- Quoted passage -
-----
Structured. Hartford, CT.

Dear Structured,

In the Functional org structure, projects are done within each department but coordination across departments for the project's sake are done at the department head level. This tends to be old-fashioned project management so we have to picture ourselves back in Henry Ford's day.
Henry Ford tells his people in 1908 that he wants to create a new car: The Model T. He asks the head of R&D to develop the new design. He asks Manufacturing to figure out how to mass-produce it. He asks Finance to figure out how to price it so that every working man can afford it. He asks Marketing to figure out how to get all these families to buy one. Each department head now has one or more projects to run and he is the Project Manager. No team member on R&D can ask a manufacturing team member a question without going through their department heads. 

Coordination BETWEEN projects is done at the department head level. So Henry Ford is the Program Manager and his direct reports are the Project Managers. This is an old-fashioned and extremely inefficient way of managing projects and is rarely seen anymore today. 

Contrast this with a Projectized org. structure:
In this structure there are no department heads, only heads of projects. The CEO recognizes that no ongoing operations are going on in this portion of the company, merely projects. Each Project Manager has at her disposal, all the functions required to run the project: R&D, Manufacturing, Marketing, Finance, QA etc. All these people are fully committed to the project. The PM can hire and fire at will to suit the needs of her project.

This structure works best in companies that have large, LONG-TERM projects. Because when the project is ending, the team member has no place to go and starts getting nervous about his job. Boeing can be run like this, Google cannot.

Good luck,

PM Advisor

Send your questions to Bruce@RoundTablePM.com

Monday, November 4, 2013

Dear PM Advisor. Nov 4, 2013

Dear PM Advisor,

I was taking a PMP Prep course recently and a question used the term: "Max Crash Days." This was on a question about decreasing the critical path of a project using crashing and fast tracking. How does one determine Max Crash Days? Shouldn't you be able to crash further?

Crasher in Washington D.C.
-----
- Task to complete -
In the advice column above, which departments does Henry Ford give a Model T assignment to, and what does he ask each one to do?
-----
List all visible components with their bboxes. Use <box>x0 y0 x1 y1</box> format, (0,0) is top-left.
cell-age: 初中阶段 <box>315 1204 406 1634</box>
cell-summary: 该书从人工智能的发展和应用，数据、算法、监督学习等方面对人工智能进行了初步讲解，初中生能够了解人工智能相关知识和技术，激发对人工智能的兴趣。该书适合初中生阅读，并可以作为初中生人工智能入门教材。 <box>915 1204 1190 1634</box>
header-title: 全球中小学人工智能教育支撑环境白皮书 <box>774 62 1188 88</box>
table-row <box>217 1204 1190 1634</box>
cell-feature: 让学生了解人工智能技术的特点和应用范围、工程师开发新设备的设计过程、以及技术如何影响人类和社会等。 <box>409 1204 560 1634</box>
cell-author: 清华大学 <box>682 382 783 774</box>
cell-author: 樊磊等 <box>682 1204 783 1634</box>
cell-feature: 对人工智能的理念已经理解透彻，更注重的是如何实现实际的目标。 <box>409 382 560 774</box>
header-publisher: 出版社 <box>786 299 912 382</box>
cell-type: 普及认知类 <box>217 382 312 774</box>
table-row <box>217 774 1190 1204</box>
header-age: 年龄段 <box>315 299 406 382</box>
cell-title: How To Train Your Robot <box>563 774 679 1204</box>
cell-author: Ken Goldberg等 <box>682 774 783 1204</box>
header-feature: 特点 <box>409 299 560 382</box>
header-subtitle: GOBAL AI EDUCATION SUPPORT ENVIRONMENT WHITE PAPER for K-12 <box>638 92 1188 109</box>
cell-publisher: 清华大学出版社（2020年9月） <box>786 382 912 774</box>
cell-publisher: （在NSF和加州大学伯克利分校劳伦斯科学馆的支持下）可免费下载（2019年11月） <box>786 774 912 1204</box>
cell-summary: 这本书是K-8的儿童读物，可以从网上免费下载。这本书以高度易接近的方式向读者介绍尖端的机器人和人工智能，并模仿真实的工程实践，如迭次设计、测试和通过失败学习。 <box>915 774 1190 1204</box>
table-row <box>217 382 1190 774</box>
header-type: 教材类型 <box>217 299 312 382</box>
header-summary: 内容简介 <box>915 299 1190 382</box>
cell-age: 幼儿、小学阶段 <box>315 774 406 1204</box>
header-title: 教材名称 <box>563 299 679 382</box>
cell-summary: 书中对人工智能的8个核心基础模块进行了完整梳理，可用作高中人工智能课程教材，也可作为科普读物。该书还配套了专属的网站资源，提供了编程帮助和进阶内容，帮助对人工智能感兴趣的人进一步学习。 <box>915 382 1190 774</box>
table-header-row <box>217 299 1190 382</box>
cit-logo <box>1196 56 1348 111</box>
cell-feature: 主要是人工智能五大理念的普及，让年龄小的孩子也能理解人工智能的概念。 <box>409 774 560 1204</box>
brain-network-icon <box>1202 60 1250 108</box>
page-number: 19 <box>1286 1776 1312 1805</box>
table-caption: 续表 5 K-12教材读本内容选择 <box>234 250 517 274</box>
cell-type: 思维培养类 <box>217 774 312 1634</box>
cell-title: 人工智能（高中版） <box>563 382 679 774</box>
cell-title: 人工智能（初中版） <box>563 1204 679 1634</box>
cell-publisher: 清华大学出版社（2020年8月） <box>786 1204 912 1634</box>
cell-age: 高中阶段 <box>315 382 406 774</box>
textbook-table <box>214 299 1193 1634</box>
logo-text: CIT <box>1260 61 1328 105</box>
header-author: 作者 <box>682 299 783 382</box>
-----
- Result for this task -
- R&D: develop the new design.
- Manufacturing: figure out how to mass-produce it.
- Finance: figure out how to price it so that every working man can afford it.
- Marketing: figure out how to get all these families to buy one.